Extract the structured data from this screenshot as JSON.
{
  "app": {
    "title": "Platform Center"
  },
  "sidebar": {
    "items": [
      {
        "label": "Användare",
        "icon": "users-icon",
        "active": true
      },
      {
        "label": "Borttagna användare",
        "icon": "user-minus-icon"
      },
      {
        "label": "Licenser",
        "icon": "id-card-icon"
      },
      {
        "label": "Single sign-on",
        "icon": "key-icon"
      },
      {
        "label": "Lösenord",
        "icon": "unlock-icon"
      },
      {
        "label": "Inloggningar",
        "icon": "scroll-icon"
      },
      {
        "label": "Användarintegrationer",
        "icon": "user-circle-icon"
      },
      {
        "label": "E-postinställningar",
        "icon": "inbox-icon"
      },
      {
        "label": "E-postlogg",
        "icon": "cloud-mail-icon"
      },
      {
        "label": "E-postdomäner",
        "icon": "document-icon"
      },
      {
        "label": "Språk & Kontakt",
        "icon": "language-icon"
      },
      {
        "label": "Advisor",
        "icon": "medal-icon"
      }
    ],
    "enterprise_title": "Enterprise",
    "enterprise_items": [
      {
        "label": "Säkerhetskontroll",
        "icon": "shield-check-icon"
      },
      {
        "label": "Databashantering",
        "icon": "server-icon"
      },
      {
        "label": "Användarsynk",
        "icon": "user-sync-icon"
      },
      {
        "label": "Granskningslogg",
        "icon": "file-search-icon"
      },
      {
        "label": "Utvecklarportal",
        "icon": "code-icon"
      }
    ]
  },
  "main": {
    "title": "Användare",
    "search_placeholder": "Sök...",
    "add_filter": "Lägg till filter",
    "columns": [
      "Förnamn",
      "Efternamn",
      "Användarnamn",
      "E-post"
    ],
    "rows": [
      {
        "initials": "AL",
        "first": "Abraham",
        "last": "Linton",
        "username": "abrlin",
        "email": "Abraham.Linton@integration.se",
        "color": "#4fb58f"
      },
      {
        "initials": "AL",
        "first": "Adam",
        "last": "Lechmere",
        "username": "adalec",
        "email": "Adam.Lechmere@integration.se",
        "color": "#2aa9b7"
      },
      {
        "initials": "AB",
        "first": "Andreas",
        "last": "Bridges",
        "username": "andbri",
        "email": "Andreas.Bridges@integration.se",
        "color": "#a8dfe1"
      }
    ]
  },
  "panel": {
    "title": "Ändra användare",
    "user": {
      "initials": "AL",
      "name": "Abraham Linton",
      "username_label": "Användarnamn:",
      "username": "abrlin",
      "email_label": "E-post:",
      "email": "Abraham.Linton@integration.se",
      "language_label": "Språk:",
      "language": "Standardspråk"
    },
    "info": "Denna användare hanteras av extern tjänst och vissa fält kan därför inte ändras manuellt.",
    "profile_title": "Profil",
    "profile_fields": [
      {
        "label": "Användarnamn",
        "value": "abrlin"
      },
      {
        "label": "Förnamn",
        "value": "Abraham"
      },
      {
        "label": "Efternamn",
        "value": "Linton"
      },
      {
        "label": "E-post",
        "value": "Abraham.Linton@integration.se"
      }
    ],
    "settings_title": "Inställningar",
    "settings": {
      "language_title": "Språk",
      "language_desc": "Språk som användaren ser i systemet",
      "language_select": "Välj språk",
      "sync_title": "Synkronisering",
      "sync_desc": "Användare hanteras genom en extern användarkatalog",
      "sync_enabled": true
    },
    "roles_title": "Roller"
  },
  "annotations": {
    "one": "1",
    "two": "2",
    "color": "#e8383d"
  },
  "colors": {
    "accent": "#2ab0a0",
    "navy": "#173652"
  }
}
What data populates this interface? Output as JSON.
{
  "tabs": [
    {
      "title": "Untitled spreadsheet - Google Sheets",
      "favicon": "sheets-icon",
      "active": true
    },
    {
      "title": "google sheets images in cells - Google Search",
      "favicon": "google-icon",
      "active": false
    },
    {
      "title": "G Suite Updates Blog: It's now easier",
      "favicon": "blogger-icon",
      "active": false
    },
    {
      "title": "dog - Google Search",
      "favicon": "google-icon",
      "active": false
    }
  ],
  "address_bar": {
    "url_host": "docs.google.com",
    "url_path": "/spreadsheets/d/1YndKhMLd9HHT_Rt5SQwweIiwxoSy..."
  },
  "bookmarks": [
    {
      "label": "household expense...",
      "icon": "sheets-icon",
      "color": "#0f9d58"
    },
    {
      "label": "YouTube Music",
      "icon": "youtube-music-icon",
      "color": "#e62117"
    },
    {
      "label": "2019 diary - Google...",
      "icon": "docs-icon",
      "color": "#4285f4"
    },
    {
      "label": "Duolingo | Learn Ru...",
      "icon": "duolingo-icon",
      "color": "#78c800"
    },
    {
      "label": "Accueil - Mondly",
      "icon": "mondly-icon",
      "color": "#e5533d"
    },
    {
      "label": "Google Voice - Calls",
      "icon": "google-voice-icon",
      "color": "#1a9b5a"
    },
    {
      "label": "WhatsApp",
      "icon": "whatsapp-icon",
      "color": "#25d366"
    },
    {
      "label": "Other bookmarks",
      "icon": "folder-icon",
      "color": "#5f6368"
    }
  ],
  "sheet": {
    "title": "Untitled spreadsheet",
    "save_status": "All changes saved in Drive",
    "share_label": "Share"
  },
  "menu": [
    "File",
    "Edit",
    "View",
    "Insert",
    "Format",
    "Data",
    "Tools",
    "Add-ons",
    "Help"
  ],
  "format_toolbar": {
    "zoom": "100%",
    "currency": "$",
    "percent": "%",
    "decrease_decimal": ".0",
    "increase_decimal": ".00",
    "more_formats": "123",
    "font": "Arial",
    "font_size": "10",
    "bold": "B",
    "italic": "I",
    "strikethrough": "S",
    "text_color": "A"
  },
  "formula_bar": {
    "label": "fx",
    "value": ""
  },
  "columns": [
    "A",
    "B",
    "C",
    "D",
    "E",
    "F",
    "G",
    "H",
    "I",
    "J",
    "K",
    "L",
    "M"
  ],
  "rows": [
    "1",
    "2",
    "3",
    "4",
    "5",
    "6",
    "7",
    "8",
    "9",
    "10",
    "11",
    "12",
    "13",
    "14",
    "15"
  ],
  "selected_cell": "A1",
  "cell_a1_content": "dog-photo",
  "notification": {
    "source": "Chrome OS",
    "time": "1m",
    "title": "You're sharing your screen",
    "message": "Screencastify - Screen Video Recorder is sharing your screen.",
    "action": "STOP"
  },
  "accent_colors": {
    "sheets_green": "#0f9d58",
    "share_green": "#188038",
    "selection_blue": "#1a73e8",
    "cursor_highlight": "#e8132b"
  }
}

Exercise instructions – Work out how many lines in the listing above hold the word "Lechmere", and answer only with that number.

Your solution – 2